*Exercise instructions*.
Go through the records below line by line, counting those that contain the word "hafcyhabu"; answer with the count only.

(Stored data entries)
———

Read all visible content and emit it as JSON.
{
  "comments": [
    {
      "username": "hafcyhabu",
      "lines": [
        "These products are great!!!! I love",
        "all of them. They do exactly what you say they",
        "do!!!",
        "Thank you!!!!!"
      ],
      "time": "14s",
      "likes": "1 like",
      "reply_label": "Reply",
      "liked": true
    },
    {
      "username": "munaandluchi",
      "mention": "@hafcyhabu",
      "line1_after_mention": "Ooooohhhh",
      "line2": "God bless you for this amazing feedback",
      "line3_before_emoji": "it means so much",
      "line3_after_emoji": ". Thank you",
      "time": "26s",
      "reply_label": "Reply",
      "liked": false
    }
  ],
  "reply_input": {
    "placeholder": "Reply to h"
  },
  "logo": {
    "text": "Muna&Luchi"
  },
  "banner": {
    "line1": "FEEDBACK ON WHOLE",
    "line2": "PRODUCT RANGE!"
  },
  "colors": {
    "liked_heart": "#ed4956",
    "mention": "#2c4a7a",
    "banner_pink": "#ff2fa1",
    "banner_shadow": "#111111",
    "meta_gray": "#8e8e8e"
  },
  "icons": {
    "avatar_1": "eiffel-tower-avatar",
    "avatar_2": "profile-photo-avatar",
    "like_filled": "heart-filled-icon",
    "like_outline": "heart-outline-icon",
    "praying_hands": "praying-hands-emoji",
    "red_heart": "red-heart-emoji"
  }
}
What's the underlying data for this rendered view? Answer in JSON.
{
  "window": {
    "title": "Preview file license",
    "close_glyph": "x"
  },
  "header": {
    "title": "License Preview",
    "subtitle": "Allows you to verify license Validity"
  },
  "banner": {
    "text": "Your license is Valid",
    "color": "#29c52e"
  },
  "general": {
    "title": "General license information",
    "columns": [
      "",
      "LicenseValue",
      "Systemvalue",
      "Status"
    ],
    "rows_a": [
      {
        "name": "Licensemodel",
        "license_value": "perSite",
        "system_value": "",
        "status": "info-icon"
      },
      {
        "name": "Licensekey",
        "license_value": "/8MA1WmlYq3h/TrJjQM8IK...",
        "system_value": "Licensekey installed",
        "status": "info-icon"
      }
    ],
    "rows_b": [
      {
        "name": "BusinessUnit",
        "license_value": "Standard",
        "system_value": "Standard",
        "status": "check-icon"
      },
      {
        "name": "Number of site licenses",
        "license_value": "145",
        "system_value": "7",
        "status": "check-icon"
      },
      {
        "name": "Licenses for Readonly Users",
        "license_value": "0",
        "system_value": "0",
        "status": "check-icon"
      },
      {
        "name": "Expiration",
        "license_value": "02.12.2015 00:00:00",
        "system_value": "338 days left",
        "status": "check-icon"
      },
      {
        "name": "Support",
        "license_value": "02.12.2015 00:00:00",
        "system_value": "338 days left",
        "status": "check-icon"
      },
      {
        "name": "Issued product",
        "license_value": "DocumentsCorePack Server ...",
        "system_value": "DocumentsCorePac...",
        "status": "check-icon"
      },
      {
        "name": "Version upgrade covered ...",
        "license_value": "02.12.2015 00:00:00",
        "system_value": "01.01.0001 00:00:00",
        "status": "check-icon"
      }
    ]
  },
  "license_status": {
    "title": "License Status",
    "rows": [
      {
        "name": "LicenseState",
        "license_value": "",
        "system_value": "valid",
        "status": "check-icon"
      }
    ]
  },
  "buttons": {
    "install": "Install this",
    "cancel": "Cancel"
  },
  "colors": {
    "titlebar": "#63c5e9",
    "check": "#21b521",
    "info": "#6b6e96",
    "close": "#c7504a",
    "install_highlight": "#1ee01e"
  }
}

———

*Exercise response*.
2